● Records supplied

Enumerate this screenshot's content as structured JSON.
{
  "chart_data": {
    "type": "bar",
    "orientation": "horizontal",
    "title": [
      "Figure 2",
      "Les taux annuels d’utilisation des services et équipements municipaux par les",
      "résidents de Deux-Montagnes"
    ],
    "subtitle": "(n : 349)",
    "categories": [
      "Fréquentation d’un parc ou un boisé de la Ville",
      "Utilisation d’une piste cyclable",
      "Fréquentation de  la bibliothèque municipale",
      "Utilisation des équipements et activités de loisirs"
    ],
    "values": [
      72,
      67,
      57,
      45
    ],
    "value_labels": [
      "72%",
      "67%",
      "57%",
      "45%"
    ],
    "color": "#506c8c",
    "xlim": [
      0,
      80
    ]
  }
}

● Task instructions
Please reproduce every line of the material word for word.

● Answer in full
Enumerate this screenshot's content as structured JSON.
{
  "chart_data": {
    "type": "bar",
    "orientation": "horizontal",
    "title": [
      "Figure 2",
      "Les taux annuels d’utilisation des services et équipements municipaux par les",
      "résidents de Deux-Montagnes"
    ],
    "subtitle": "(n : 349)",
    "categories": [
      "Fréquentation d’un parc ou un boisé de la Ville",
      "Utilisation d’une piste cyclable",
      "Fréquentation de  la bibliothèque municipale",
      "Utilisation des équipements et activités de loisirs"
    ],
    "values": [
      72,
      67,
      57,
      45
    ],
    "value_labels": [
      "72%",
      "67%",
      "57%",
      "45%"
    ],
    "color": "#506c8c",
    "xlim": [
      0,
      80
    ]
  }
}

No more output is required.